··· Exercise material

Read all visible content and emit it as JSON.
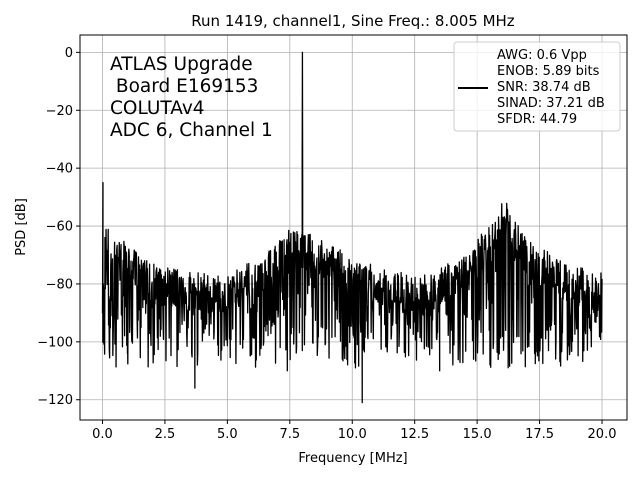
{
  "chart_data": {
    "type": "line",
    "title": "Run 1419, channel1, Sine Freq.: 8.005 MHz",
    "xlabel": "Frequency [MHz]",
    "ylabel": "PSD [dB]",
    "xlim": [
      -0.9,
      21.0
    ],
    "ylim": [
      -127,
      6
    ],
    "xticks": [
      0.0,
      2.5,
      5.0,
      7.5,
      10.0,
      12.5,
      15.0,
      17.5,
      20.0
    ],
    "xtick_labels": [
      "0.0",
      "2.5",
      "5.0",
      "7.5",
      "10.0",
      "12.5",
      "15.0",
      "17.5",
      "20.0"
    ],
    "yticks": [
      0,
      -20,
      -40,
      -60,
      -80,
      -100,
      -120
    ],
    "ytick_labels": [
      "0",
      "−20",
      "−40",
      "−60",
      "−80",
      "−100",
      "−120"
    ],
    "grid": true,
    "annotation": [
      "ATLAS Upgrade",
      " Board E169153",
      "COLUTAv4",
      "ADC 6, Channel 1"
    ],
    "legend": {
      "placement": "upper right",
      "lines": [
        "AWG: 0.6 Vpp",
        "ENOB: 5.89 bits",
        "SNR: 38.74 dB",
        "SINAD: 37.21 dB",
        "SFDR: 44.79"
      ]
    },
    "series": [
      {
        "name": "PSD",
        "color": "#000000",
        "peak": {
          "x": 8.005,
          "y": 0
        },
        "spur_dc": {
          "x": 0.02,
          "y": -45
        },
        "envelope_points": [
          {
            "x": 0.0,
            "y": -85
          },
          {
            "x": 0.1,
            "y": -60
          },
          {
            "x": 0.5,
            "y": -63
          },
          {
            "x": 1.0,
            "y": -66
          },
          {
            "x": 1.5,
            "y": -70
          },
          {
            "x": 2.0,
            "y": -73
          },
          {
            "x": 3.0,
            "y": -75
          },
          {
            "x": 4.0,
            "y": -76
          },
          {
            "x": 5.0,
            "y": -77
          },
          {
            "x": 6.0,
            "y": -72
          },
          {
            "x": 7.0,
            "y": -66
          },
          {
            "x": 7.5,
            "y": -60
          },
          {
            "x": 8.5,
            "y": -63
          },
          {
            "x": 9.0,
            "y": -66
          },
          {
            "x": 10.0,
            "y": -70
          },
          {
            "x": 11.0,
            "y": -74
          },
          {
            "x": 12.0,
            "y": -76
          },
          {
            "x": 13.0,
            "y": -77
          },
          {
            "x": 14.0,
            "y": -72
          },
          {
            "x": 15.0,
            "y": -64
          },
          {
            "x": 15.8,
            "y": -56
          },
          {
            "x": 16.0,
            "y": -48
          },
          {
            "x": 16.5,
            "y": -58
          },
          {
            "x": 17.0,
            "y": -63
          },
          {
            "x": 18.0,
            "y": -70
          },
          {
            "x": 19.0,
            "y": -74
          },
          {
            "x": 20.0,
            "y": -76
          }
        ],
        "floor_min": -105,
        "notable_dips": [
          {
            "x": 1.0,
            "y": -104
          },
          {
            "x": 3.7,
            "y": -116
          },
          {
            "x": 7.4,
            "y": -110
          },
          {
            "x": 10.4,
            "y": -121
          },
          {
            "x": 13.5,
            "y": -110
          },
          {
            "x": 17.3,
            "y": -104
          }
        ]
      }
    ]
  }
}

······

Make an exact copy of the whole listing, but don't bring over any pictures.

§ Answer to this task
Read all visible content and emit it as JSON.
{
  "chart_data": {
    "type": "line",
    "title": "Run 1419, channel1, Sine Freq.: 8.005 MHz",
    "xlabel": "Frequency [MHz]",
    "ylabel": "PSD [dB]",
    "xlim": [
      -0.9,
      21.0
    ],
    "ylim": [
      -127,
      6
    ],
    "xticks": [
      0.0,
      2.5,
      5.0,
      7.5,
      10.0,
      12.5,
      15.0,
      17.5,
      20.0
    ],
    "xtick_labels": [
      "0.0",
      "2.5",
      "5.0",
      "7.5",
      "10.0",
      "12.5",
      "15.0",
      "17.5",
      "20.0"
    ],
    "yticks": [
      0,
      -20,
      -40,
      -60,
      -80,
      -100,
      -120
    ],
    "ytick_labels": [
      "0",
      "−20",
      "−40",
      "−60",
      "−80",
      "−100",
      "−120"
    ],
    "grid": true,
    "annotation": [
      "ATLAS Upgrade",
      " Board E169153",
      "COLUTAv4",
      "ADC 6, Channel 1"
    ],
    "legend": {
      "placement": "upper right",
      "lines": [
        "AWG: 0.6 Vpp",
        "ENOB: 5.89 bits",
        "SNR: 38.74 dB",
        "SINAD: 37.21 dB",
        "SFDR: 44.79"
      ]
    },
    "series": [
      {
        "name": "PSD",
        "color": "#000000",
        "peak": {
          "x": 8.005,
          "y": 0
        },
        "spur_dc": {
          "x": 0.02,
          "y": -45
        },
        "envelope_points": [
          {
            "x": 0.0,
            "y": -85
          },
          {
            "x": 0.1,
            "y": -60
          },
          {
            "x": 0.5,
            "y": -63
          },
          {
            "x": 1.0,
            "y": -66
          },
          {
            "x": 1.5,
            "y": -70
          },
          {
            "x": 2.0,
            "y": -73
          },
          {
            "x": 3.0,
            "y": -75
          },
          {
            "x": 4.0,
            "y": -76
          },
          {
            "x": 5.0,
            "y": -77
          },
          {
            "x": 6.0,
            "y": -72
          },
          {
            "x": 7.0,
            "y": -66
          },
          {
            "x": 7.5,
            "y": -60
          },
          {
            "x": 8.5,
            "y": -63
          },
          {
            "x": 9.0,
            "y": -66
          },
          {
            "x": 10.0,
            "y": -70
          },
          {
            "x": 11.0,
            "y": -74
          },
          {
            "x": 12.0,
            "y": -76
          },
          {
            "x": 13.0,
            "y": -77
          },
          {
            "x": 14.0,
            "y": -72
          },
          {
            "x": 15.0,
            "y": -64
          },
          {
            "x": 15.8,
            "y": -56
          },
          {
            "x": 16.0,
            "y": -48
          },
          {
            "x": 16.5,
            "y": -58
          },
          {
            "x": 17.0,
            "y": -63
          },
          {
            "x": 18.0,
            "y": -70
          },
          {
            "x": 19.0,
            "y": -74
          },
          {
            "x": 20.0,
            "y": -76
          }
        ],
        "floor_min": -105,
        "notable_dips": [
          {
            "x": 1.0,
            "y": -104
          },
          {
            "x": 3.7,
            "y": -116
          },
          {
            "x": 7.4,
            "y": -110
          },
          {
            "x": 10.4,
            "y": -121
          },
          {
            "x": 13.5,
            "y": -110
          },
          {
            "x": 17.3,
            "y": -104
          }
        ]
      }
    ]
  }
}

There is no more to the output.